→ Given request:
From the records below, copy every line that contains the word "this".

→ Material to process:
-*-
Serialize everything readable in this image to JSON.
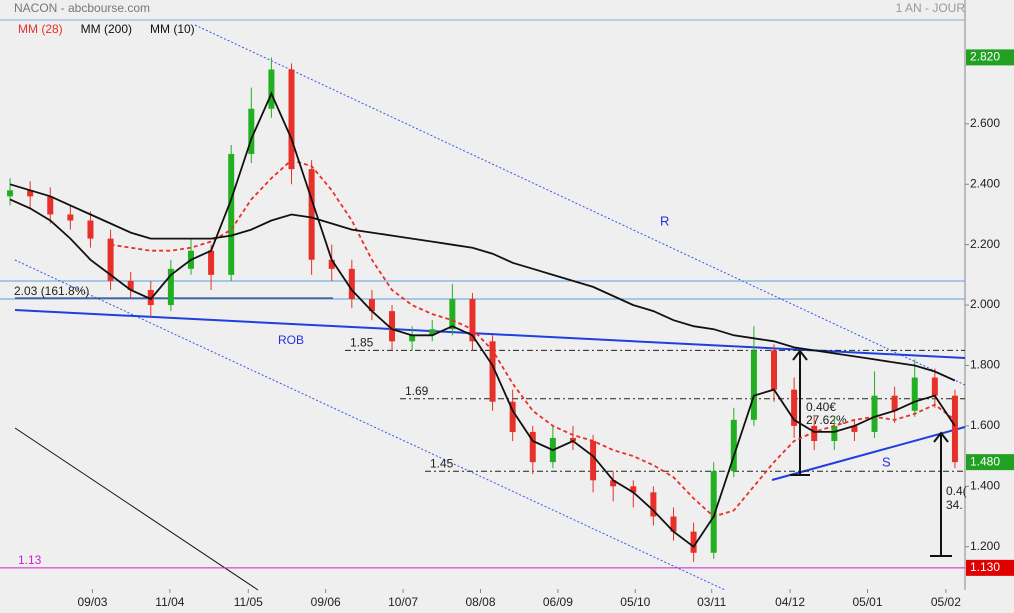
{
  "chart_data": {
    "type": "candlestick",
    "title": "NACON - abcbourse.com",
    "period": "1 AN - JOUR",
    "up_color": "#22b022",
    "down_color": "#e8302a",
    "candles": {
      "open": [
        2.36,
        2.38,
        2.36,
        2.3,
        2.28,
        2.22,
        2.08,
        2.05,
        2.0,
        2.12,
        2.18,
        2.1,
        2.5,
        2.65,
        2.78,
        2.45,
        2.15,
        2.12,
        2.02,
        1.98,
        1.88,
        1.9,
        1.92,
        2.02,
        1.88,
        1.68,
        1.58,
        1.48,
        1.56,
        1.55,
        1.42,
        1.4,
        1.38,
        1.3,
        1.25,
        1.18,
        1.45,
        1.62,
        1.85,
        1.72,
        1.6,
        1.55,
        1.6,
        1.58,
        1.7,
        1.65,
        1.76,
        1.7
      ],
      "high": [
        2.42,
        2.41,
        2.39,
        2.33,
        2.31,
        2.25,
        2.11,
        2.08,
        2.15,
        2.22,
        2.2,
        2.53,
        2.72,
        2.82,
        2.8,
        2.48,
        2.2,
        2.15,
        2.05,
        2.0,
        1.93,
        1.95,
        2.07,
        2.04,
        1.9,
        1.72,
        1.6,
        1.6,
        1.6,
        1.57,
        1.45,
        1.42,
        1.4,
        1.33,
        1.28,
        1.48,
        1.66,
        1.93,
        1.87,
        1.76,
        1.63,
        1.63,
        1.62,
        1.78,
        1.73,
        1.82,
        1.79,
        1.72
      ],
      "low": [
        2.33,
        2.32,
        2.27,
        2.25,
        2.19,
        2.05,
        2.02,
        1.96,
        1.98,
        2.1,
        2.05,
        2.08,
        2.47,
        2.62,
        2.4,
        2.1,
        2.08,
        1.99,
        1.95,
        1.85,
        1.85,
        1.88,
        1.9,
        1.85,
        1.65,
        1.55,
        1.44,
        1.46,
        1.52,
        1.38,
        1.35,
        1.33,
        1.27,
        1.22,
        1.15,
        1.16,
        1.43,
        1.6,
        1.68,
        1.56,
        1.52,
        1.52,
        1.55,
        1.56,
        1.61,
        1.63,
        1.66,
        1.46
      ],
      "close": [
        2.38,
        2.36,
        2.3,
        2.28,
        2.22,
        2.08,
        2.05,
        2.0,
        2.12,
        2.18,
        2.1,
        2.5,
        2.65,
        2.78,
        2.45,
        2.15,
        2.12,
        2.02,
        1.98,
        1.88,
        1.9,
        1.92,
        2.02,
        1.88,
        1.68,
        1.58,
        1.48,
        1.56,
        1.55,
        1.42,
        1.4,
        1.38,
        1.3,
        1.25,
        1.18,
        1.45,
        1.62,
        1.85,
        1.72,
        1.6,
        1.55,
        1.6,
        1.58,
        1.7,
        1.65,
        1.76,
        1.7,
        1.48
      ]
    },
    "series": [
      {
        "name": "MM (28)",
        "color": "#e8302a",
        "dash": true,
        "values": [
          null,
          null,
          null,
          null,
          null,
          2.2,
          2.19,
          2.18,
          2.18,
          2.19,
          2.21,
          2.25,
          2.35,
          2.42,
          2.48,
          2.46,
          2.38,
          2.28,
          2.15,
          2.05,
          2.0,
          1.97,
          1.95,
          1.92,
          1.85,
          1.74,
          1.65,
          1.6,
          1.57,
          1.55,
          1.52,
          1.5,
          1.47,
          1.43,
          1.36,
          1.3,
          1.32,
          1.4,
          1.48,
          1.55,
          1.58,
          1.6,
          1.62,
          1.63,
          1.62,
          1.64,
          1.67,
          1.62
        ]
      },
      {
        "name": "MM (200)",
        "color": "#111111",
        "dash": false,
        "values": [
          2.4,
          2.38,
          2.36,
          2.33,
          2.3,
          2.27,
          2.24,
          2.22,
          2.22,
          2.22,
          2.22,
          2.23,
          2.25,
          2.28,
          2.3,
          2.29,
          2.27,
          2.25,
          2.24,
          2.23,
          2.22,
          2.21,
          2.2,
          2.19,
          2.17,
          2.14,
          2.12,
          2.1,
          2.08,
          2.06,
          2.03,
          2.0,
          1.98,
          1.95,
          1.93,
          1.92,
          1.9,
          1.89,
          1.88,
          1.86,
          1.85,
          1.84,
          1.83,
          1.82,
          1.81,
          1.8,
          1.78,
          1.75
        ]
      },
      {
        "name": "MM (10)",
        "color": "#111111",
        "dash": false,
        "values": [
          2.35,
          2.32,
          2.28,
          2.22,
          2.15,
          2.1,
          2.05,
          2.02,
          2.1,
          2.15,
          2.18,
          2.35,
          2.55,
          2.7,
          2.55,
          2.35,
          2.15,
          2.05,
          1.98,
          1.92,
          1.9,
          1.9,
          1.93,
          1.9,
          1.8,
          1.65,
          1.55,
          1.52,
          1.55,
          1.5,
          1.42,
          1.38,
          1.32,
          1.25,
          1.2,
          1.3,
          1.5,
          1.7,
          1.72,
          1.62,
          1.58,
          1.58,
          1.6,
          1.63,
          1.65,
          1.68,
          1.7,
          1.6
        ]
      }
    ],
    "ylim": [
      1.06,
      3.01
    ],
    "yticks": [
      {
        "value": 2.6,
        "label": "2.600"
      },
      {
        "value": 2.4,
        "label": "2.400"
      },
      {
        "value": 2.2,
        "label": "2.200"
      },
      {
        "value": 2.0,
        "label": "2.000"
      },
      {
        "value": 1.8,
        "label": "1.800"
      },
      {
        "value": 1.6,
        "label": "1.600"
      },
      {
        "value": 1.4,
        "label": "1.400"
      },
      {
        "value": 1.2,
        "label": "1.200"
      }
    ],
    "xlim": [
      0,
      48
    ],
    "xticks": [
      {
        "value": 4.6,
        "label": "09/03"
      },
      {
        "value": 8.45,
        "label": "11/04"
      },
      {
        "value": 12.35,
        "label": "11/05"
      },
      {
        "value": 16.2,
        "label": "09/06"
      },
      {
        "value": 20.05,
        "label": "10/07"
      },
      {
        "value": 23.9,
        "label": "08/08"
      },
      {
        "value": 27.75,
        "label": "06/09"
      },
      {
        "value": 31.6,
        "label": "05/10"
      },
      {
        "value": 35.4,
        "label": "03/11"
      },
      {
        "value": 39.3,
        "label": "04/12"
      },
      {
        "value": 43.15,
        "label": "05/01"
      },
      {
        "value": 47.05,
        "label": "05/02"
      }
    ],
    "price_tags": [
      {
        "value": 2.82,
        "label": "2.820",
        "color": "#22a022"
      },
      {
        "value": 1.48,
        "label": "1.480",
        "color": "#22a022"
      },
      {
        "value": 1.13,
        "label": "1.130",
        "color": "#e00000"
      }
    ],
    "levels": [
      1.85,
      1.69,
      1.45
    ],
    "support_level": 1.13,
    "annotations": {
      "r": "R",
      "rob": "ROB",
      "s": "S",
      "fib": "2.03 (161.8%)",
      "gain1": "0.40€",
      "pct1": "27.62%",
      "gain2": "0.4(",
      "pct2": "34."
    }
  }
}
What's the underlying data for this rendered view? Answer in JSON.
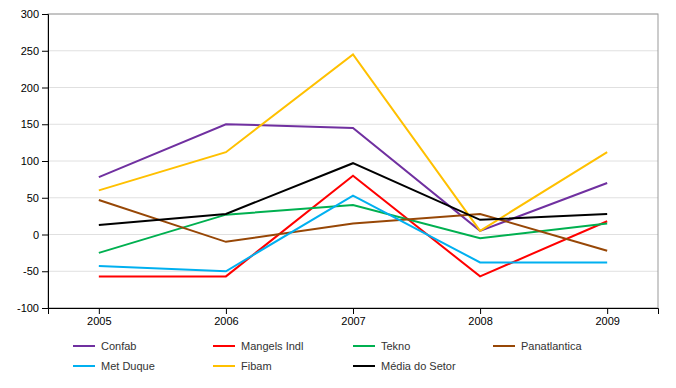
{
  "chart_data": {
    "type": "line",
    "x": [
      2005,
      2006,
      2007,
      2008,
      2009
    ],
    "xlim": [
      2004.6,
      2009.4
    ],
    "xticks": [
      2005,
      2006,
      2007,
      2008,
      2009
    ],
    "ylim": [
      -100,
      300
    ],
    "yticks": [
      -100,
      -50,
      0,
      50,
      100,
      150,
      200,
      250,
      300
    ],
    "grid": true,
    "legend": "bottom",
    "series": [
      {
        "name": "Confab",
        "color": "#7030A0",
        "values": [
          78,
          150,
          145,
          5,
          70
        ]
      },
      {
        "name": "Mangels Indl",
        "color": "#FF0000",
        "values": [
          -57,
          -57,
          80,
          -57,
          18
        ]
      },
      {
        "name": "Tekno",
        "color": "#00B050",
        "values": [
          -25,
          27,
          40,
          -5,
          15
        ]
      },
      {
        "name": "Panatlantica",
        "color": "#974706",
        "values": [
          47,
          -10,
          15,
          28,
          -22
        ]
      },
      {
        "name": "Met Duque",
        "color": "#00B0F0",
        "values": [
          -43,
          -50,
          53,
          -38,
          -38
        ]
      },
      {
        "name": "Fibam",
        "color": "#FFC000",
        "values": [
          60,
          112,
          245,
          5,
          112
        ]
      },
      {
        "name": "Média do Setor",
        "color": "#000000",
        "values": [
          13,
          28,
          97,
          20,
          28
        ]
      }
    ]
  }
}
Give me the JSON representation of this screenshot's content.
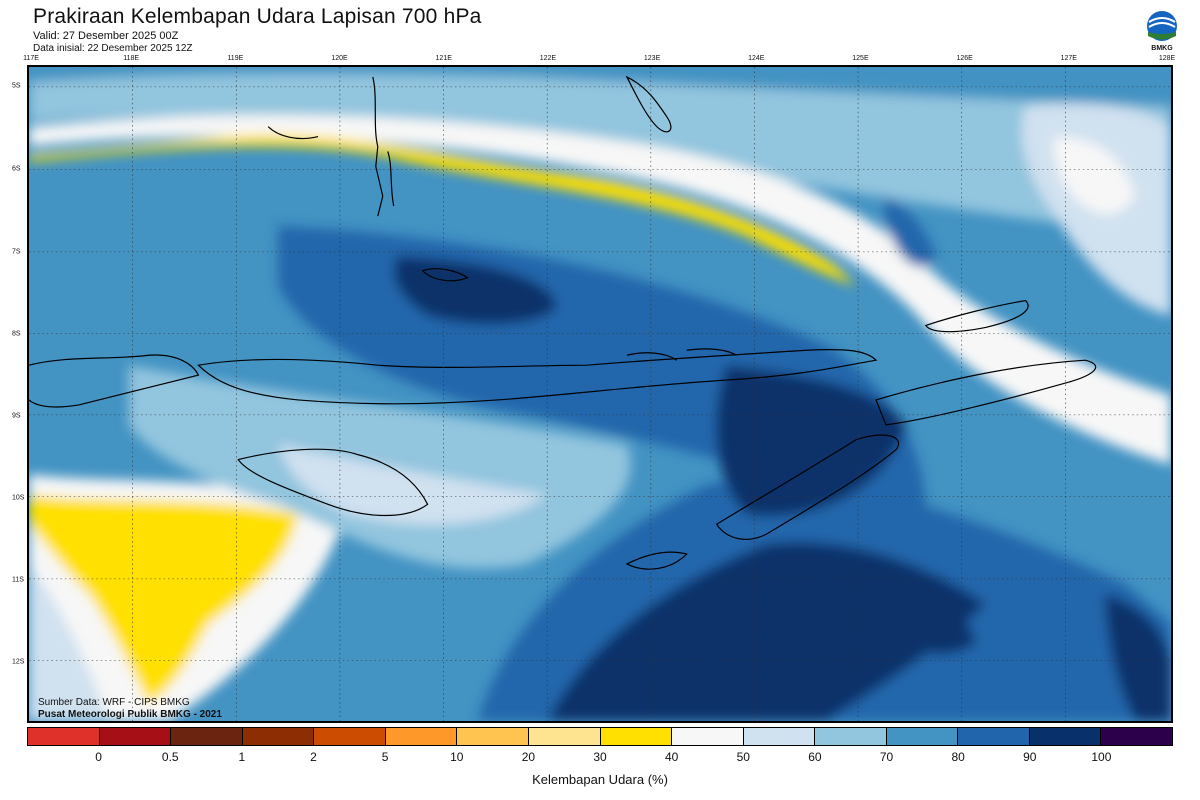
-*-
→ Full response:
Serialize everything readable in this image to JSON.
What's the underlying data for this rendered view? Answer in JSON.
Give me the JSON representation of this screenshot's content.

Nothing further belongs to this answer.